- WHAT IS ASKED
Select all lines with the string "exhibited" in them, and copy those lines.
___
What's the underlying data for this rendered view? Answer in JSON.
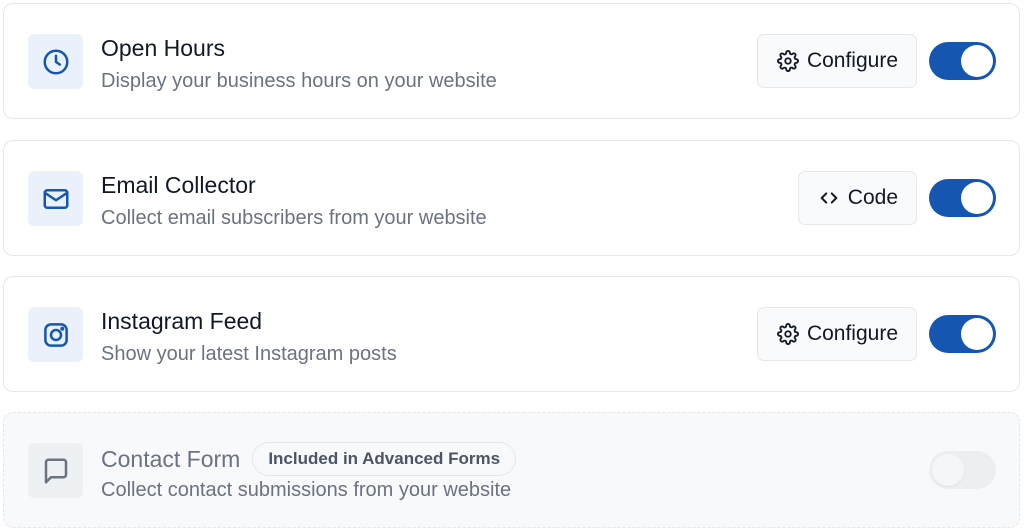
{
  "colors": {
    "accent": "#1557b0",
    "icon_tile_bg": "#eaf1fb",
    "disabled_bg": "#f7f9fb",
    "text_primary": "#111827",
    "text_secondary": "#6b7280"
  },
  "integrations": [
    {
      "title": "Open Hours",
      "description": "Display your business hours on your website",
      "icon": "clock-icon",
      "action": {
        "label": "Configure",
        "icon": "gear-icon"
      },
      "enabled": true
    },
    {
      "title": "Email Collector",
      "description": "Collect email subscribers from your website",
      "icon": "mail-icon",
      "action": {
        "label": "Code",
        "icon": "code-icon"
      },
      "enabled": true
    },
    {
      "title": "Instagram Feed",
      "description": "Show your latest Instagram posts",
      "icon": "instagram-icon",
      "action": {
        "label": "Configure",
        "icon": "gear-icon"
      },
      "enabled": true
    },
    {
      "title": "Contact Form",
      "badge": "Included in Advanced Forms",
      "description": "Collect contact submissions from your website",
      "icon": "message-icon",
      "enabled": false
    }
  ]
}
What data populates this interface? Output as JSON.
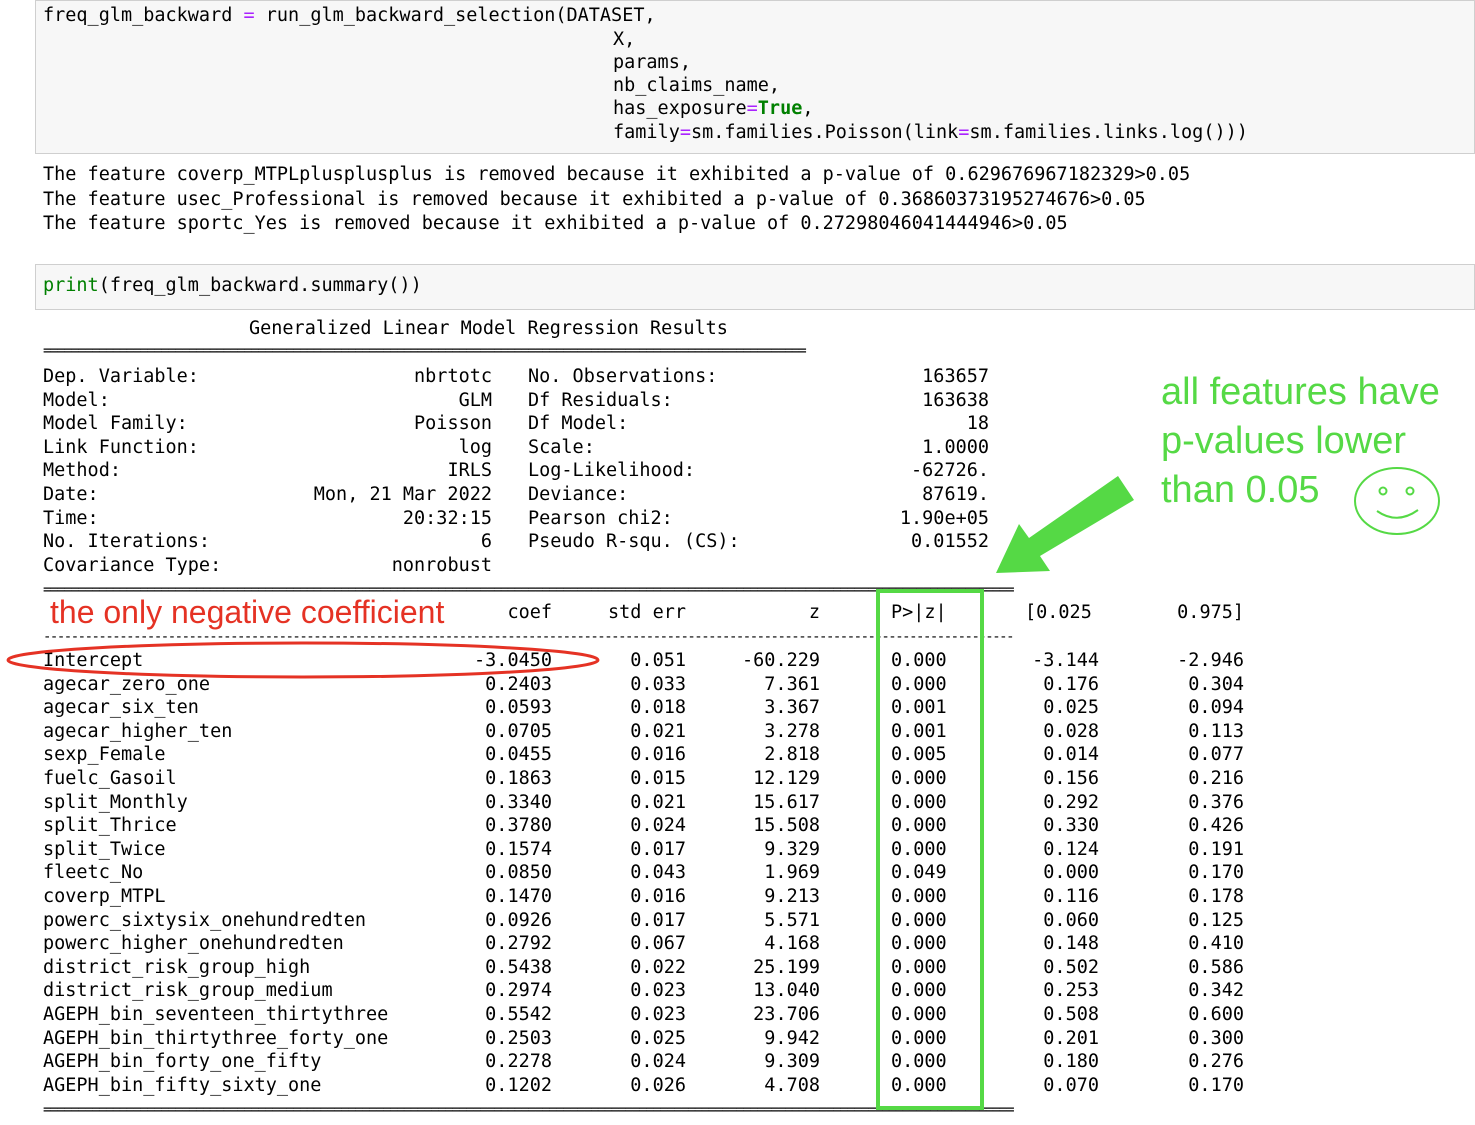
{
  "code_cell": {
    "line1_var": "freq_glm_backward",
    "line1_eq": " = ",
    "line1_call": "run_glm_backward_selection(DATASET,",
    "arg_x": "X,",
    "arg_params": "params,",
    "arg_nb": "nb_claims_name,",
    "arg_exp_name": "has_exposure",
    "arg_exp_eq": "=",
    "arg_exp_val": "True",
    "arg_exp_comma": ",",
    "arg_family_name": "family",
    "arg_family_eq": "=",
    "arg_family_mid": "sm.families.Poisson(link",
    "arg_family_eq2": "=",
    "arg_family_end": "sm.families.links.log()))"
  },
  "removal_output": [
    "The feature coverp_MTPLplusplusplus is removed because it exhibited a p-value of 0.629676967182329>0.05",
    "The feature usec_Professional is removed because it exhibited a p-value of 0.36860373195274676>0.05",
    "The feature sportc_Yes is removed because it exhibited a p-value of 0.27298046041444946>0.05"
  ],
  "print_cell": {
    "fn": "print",
    "rest": "(freq_glm_backward.summary())"
  },
  "summary": {
    "title": "Generalized Linear Model Regression Results",
    "left_info": [
      {
        "key": "Dep. Variable:",
        "val": "nbrtotc"
      },
      {
        "key": "Model:",
        "val": "GLM"
      },
      {
        "key": "Model Family:",
        "val": "Poisson"
      },
      {
        "key": "Link Function:",
        "val": "log"
      },
      {
        "key": "Method:",
        "val": "IRLS"
      },
      {
        "key": "Date:",
        "val": "Mon, 21 Mar 2022"
      },
      {
        "key": "Time:",
        "val": "20:32:15"
      },
      {
        "key": "No. Iterations:",
        "val": "6"
      },
      {
        "key": "Covariance Type:",
        "val": "nonrobust"
      }
    ],
    "right_info": [
      {
        "key": "No. Observations:",
        "val": "163657"
      },
      {
        "key": "Df Residuals:",
        "val": "163638"
      },
      {
        "key": "Df Model:",
        "val": "18"
      },
      {
        "key": "Scale:",
        "val": "1.0000"
      },
      {
        "key": "Log-Likelihood:",
        "val": "-62726."
      },
      {
        "key": "Deviance:",
        "val": "87619."
      },
      {
        "key": "Pearson chi2:",
        "val": "1.90e+05"
      },
      {
        "key": "Pseudo R-squ. (CS):",
        "val": "0.01552"
      }
    ],
    "columns": [
      "coef",
      "std err",
      "z",
      "P>|z|",
      "[0.025",
      "0.975]"
    ],
    "rows": [
      {
        "name": "Intercept",
        "coef": "-3.0450",
        "se": "0.051",
        "z": "-60.229",
        "p": "0.000",
        "lo": "-3.144",
        "hi": "-2.946"
      },
      {
        "name": "agecar_zero_one",
        "coef": "0.2403",
        "se": "0.033",
        "z": "7.361",
        "p": "0.000",
        "lo": "0.176",
        "hi": "0.304"
      },
      {
        "name": "agecar_six_ten",
        "coef": "0.0593",
        "se": "0.018",
        "z": "3.367",
        "p": "0.001",
        "lo": "0.025",
        "hi": "0.094"
      },
      {
        "name": "agecar_higher_ten",
        "coef": "0.0705",
        "se": "0.021",
        "z": "3.278",
        "p": "0.001",
        "lo": "0.028",
        "hi": "0.113"
      },
      {
        "name": "sexp_Female",
        "coef": "0.0455",
        "se": "0.016",
        "z": "2.818",
        "p": "0.005",
        "lo": "0.014",
        "hi": "0.077"
      },
      {
        "name": "fuelc_Gasoil",
        "coef": "0.1863",
        "se": "0.015",
        "z": "12.129",
        "p": "0.000",
        "lo": "0.156",
        "hi": "0.216"
      },
      {
        "name": "split_Monthly",
        "coef": "0.3340",
        "se": "0.021",
        "z": "15.617",
        "p": "0.000",
        "lo": "0.292",
        "hi": "0.376"
      },
      {
        "name": "split_Thrice",
        "coef": "0.3780",
        "se": "0.024",
        "z": "15.508",
        "p": "0.000",
        "lo": "0.330",
        "hi": "0.426"
      },
      {
        "name": "split_Twice",
        "coef": "0.1574",
        "se": "0.017",
        "z": "9.329",
        "p": "0.000",
        "lo": "0.124",
        "hi": "0.191"
      },
      {
        "name": "fleetc_No",
        "coef": "0.0850",
        "se": "0.043",
        "z": "1.969",
        "p": "0.049",
        "lo": "0.000",
        "hi": "0.170"
      },
      {
        "name": "coverp_MTPL",
        "coef": "0.1470",
        "se": "0.016",
        "z": "9.213",
        "p": "0.000",
        "lo": "0.116",
        "hi": "0.178"
      },
      {
        "name": "powerc_sixtysix_onehundredten",
        "coef": "0.0926",
        "se": "0.017",
        "z": "5.571",
        "p": "0.000",
        "lo": "0.060",
        "hi": "0.125"
      },
      {
        "name": "powerc_higher_onehundredten",
        "coef": "0.2792",
        "se": "0.067",
        "z": "4.168",
        "p": "0.000",
        "lo": "0.148",
        "hi": "0.410"
      },
      {
        "name": "district_risk_group_high",
        "coef": "0.5438",
        "se": "0.022",
        "z": "25.199",
        "p": "0.000",
        "lo": "0.502",
        "hi": "0.586"
      },
      {
        "name": "district_risk_group_medium",
        "coef": "0.2974",
        "se": "0.023",
        "z": "13.040",
        "p": "0.000",
        "lo": "0.253",
        "hi": "0.342"
      },
      {
        "name": "AGEPH_bin_seventeen_thirtythree",
        "coef": "0.5542",
        "se": "0.023",
        "z": "23.706",
        "p": "0.000",
        "lo": "0.508",
        "hi": "0.600"
      },
      {
        "name": "AGEPH_bin_thirtythree_forty_one",
        "coef": "0.2503",
        "se": "0.025",
        "z": "9.942",
        "p": "0.000",
        "lo": "0.201",
        "hi": "0.300"
      },
      {
        "name": "AGEPH_bin_forty_one_fifty",
        "coef": "0.2278",
        "se": "0.024",
        "z": "9.309",
        "p": "0.000",
        "lo": "0.180",
        "hi": "0.276"
      },
      {
        "name": "AGEPH_bin_fifty_sixty_one",
        "coef": "0.1202",
        "se": "0.026",
        "z": "4.708",
        "p": "0.000",
        "lo": "0.070",
        "hi": "0.170"
      }
    ]
  },
  "annotations": {
    "negative_note": "the only negative coefficient",
    "pvalue_note": [
      "all features have",
      "p-values lower",
      "than 0.05"
    ],
    "red_color": "#e53224",
    "green_color": "#55d945"
  }
}
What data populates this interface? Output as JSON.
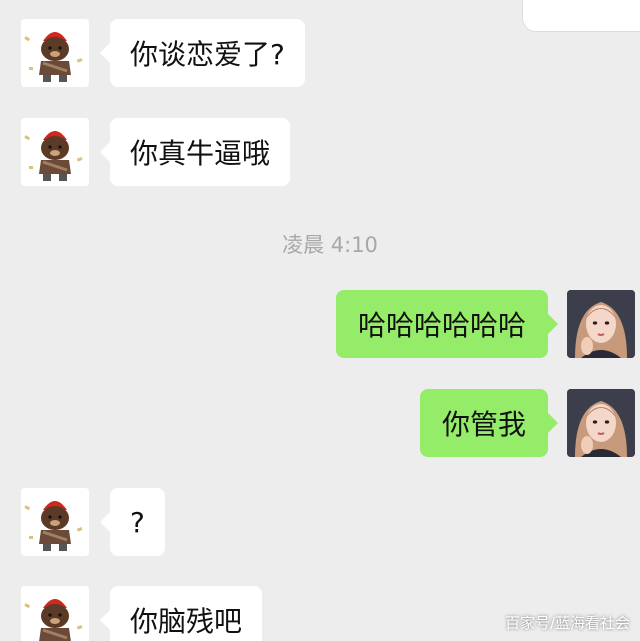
___
- CORRECT ANSWER
    "The feature coverp_MTPLplusplusplus is removed because it exhibited a p-value of 0.629676967182329>0.05",
    "The feature usec_Professional is removed because it exhibited a p-value of 0.36860373195274676>0.05",
    "The feature sportc_Yes is removed because it exhibited a p-value of 0.27298046041444946>0.05"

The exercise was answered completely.